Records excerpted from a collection
════════════════

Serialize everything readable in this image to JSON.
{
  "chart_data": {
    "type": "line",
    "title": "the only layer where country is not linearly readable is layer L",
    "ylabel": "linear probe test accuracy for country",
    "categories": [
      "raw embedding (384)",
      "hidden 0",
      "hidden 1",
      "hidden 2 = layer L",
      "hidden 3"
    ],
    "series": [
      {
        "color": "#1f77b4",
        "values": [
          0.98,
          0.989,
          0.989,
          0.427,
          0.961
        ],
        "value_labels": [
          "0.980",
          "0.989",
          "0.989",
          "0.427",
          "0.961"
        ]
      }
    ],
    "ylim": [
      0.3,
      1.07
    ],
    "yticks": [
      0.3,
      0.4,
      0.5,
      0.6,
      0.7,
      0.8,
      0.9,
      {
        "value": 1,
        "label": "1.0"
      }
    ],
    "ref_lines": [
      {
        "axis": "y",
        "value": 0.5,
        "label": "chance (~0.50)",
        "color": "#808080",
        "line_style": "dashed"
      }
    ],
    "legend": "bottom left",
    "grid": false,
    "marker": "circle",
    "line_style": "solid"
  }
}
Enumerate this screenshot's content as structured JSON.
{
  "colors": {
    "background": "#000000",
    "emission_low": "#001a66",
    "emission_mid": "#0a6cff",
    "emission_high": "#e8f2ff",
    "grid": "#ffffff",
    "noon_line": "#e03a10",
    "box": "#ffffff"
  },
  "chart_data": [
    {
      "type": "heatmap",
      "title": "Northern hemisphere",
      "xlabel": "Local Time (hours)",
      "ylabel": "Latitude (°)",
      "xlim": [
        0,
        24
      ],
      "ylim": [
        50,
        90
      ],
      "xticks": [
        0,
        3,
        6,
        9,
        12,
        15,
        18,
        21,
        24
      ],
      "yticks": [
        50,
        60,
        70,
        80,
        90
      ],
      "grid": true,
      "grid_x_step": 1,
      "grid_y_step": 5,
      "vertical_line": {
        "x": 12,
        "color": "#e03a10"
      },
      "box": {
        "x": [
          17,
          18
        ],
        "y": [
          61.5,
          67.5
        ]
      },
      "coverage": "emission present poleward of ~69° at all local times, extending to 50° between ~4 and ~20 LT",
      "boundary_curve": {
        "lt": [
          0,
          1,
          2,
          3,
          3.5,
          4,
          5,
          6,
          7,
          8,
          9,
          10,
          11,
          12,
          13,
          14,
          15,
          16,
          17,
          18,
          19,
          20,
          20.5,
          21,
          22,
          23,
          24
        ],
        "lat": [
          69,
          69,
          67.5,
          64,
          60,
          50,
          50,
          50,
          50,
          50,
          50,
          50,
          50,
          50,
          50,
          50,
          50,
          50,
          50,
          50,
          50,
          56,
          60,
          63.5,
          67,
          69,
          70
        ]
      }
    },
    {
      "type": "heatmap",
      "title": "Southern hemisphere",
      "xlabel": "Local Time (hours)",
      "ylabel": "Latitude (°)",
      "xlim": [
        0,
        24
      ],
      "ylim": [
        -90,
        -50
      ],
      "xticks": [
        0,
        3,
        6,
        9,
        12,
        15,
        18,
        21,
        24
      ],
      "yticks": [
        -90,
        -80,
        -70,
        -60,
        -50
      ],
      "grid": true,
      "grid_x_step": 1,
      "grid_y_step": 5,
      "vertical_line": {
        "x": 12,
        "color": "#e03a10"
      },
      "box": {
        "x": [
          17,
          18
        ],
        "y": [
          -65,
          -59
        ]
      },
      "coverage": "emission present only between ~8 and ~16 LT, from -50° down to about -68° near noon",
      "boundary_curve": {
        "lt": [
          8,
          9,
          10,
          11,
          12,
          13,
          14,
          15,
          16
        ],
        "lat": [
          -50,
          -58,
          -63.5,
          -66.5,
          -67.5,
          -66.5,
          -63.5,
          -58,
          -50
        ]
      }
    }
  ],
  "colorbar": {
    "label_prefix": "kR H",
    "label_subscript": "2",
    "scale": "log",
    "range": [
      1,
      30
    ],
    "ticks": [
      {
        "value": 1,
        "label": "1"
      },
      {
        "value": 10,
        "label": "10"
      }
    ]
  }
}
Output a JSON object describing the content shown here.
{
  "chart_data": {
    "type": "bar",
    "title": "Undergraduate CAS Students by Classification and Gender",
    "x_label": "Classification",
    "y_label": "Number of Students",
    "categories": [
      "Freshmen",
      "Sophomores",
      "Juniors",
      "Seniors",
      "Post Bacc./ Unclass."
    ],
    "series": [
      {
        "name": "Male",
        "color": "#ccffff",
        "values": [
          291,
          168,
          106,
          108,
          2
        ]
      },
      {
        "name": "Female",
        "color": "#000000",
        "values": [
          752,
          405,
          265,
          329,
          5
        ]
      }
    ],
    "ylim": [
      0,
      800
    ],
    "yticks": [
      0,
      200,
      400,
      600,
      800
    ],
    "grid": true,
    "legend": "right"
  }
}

════════════════

The exercise |
In the listing, find every line containing the word "Classification" and list it.

The output |
    "title": "Undergraduate CAS Students by Classification and Gender",
    "x_label": "Classification",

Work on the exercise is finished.